Pull out every line with the word "value".

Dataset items

==============================

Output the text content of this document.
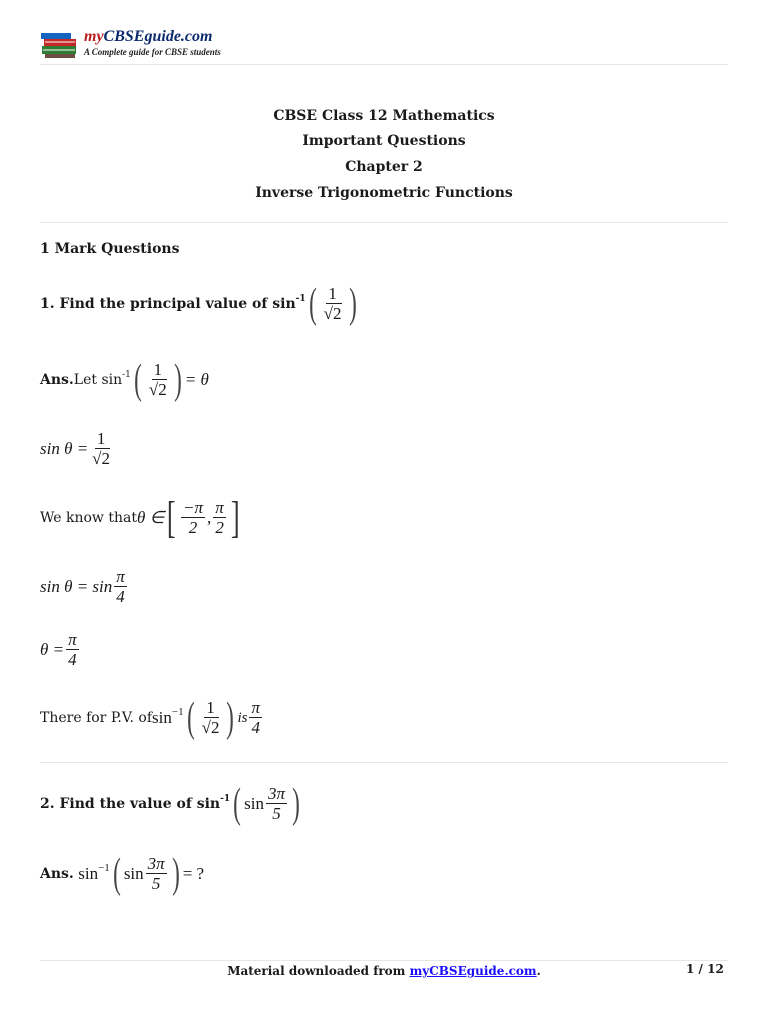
myCBSEguide.com
A Complete guide for CBSE students
CBSE Class 12 Mathematics
Important Questions
Chapter 2
Inverse Trigonometric Functions
1 Mark Questions
1. Find the principal value of $\sin^{-1}$ ( $\frac{1}{√2}$ )
Ans. Let $\sin^{-1}$ ( $\frac{1}{√2}$ ) = θ
$\sin \theta = \frac{1}{√2}$
We know that θ ∈ [ $\frac{-\pi}{2}$ , $\frac{\pi}{2}$ ]
$\sin \theta = \sin \frac{\pi}{4}$
$\theta = \frac{\pi}{4}$
There for P.V. of $\sin^{-1}$ ( $\frac{1}{√2}$ ) is $\frac{\pi}{4}$
2. Find the value of $\sin^{-1}$ ( $\sin \frac{3\pi}{5}$ )
Ans.
$\sin^{-1}$ ( $\sin \frac{3\pi}{5}$ ) = ?
Material downloaded from myCBSEguide.com.	1 / 12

==============================

Exercise solution =>
1. Find the principal value of $\sin^{-1}$ ( $\frac{1}{√2}$ )
2. Find the value of $\sin^{-1}$ ( $\sin \frac{3\pi}{5}$ )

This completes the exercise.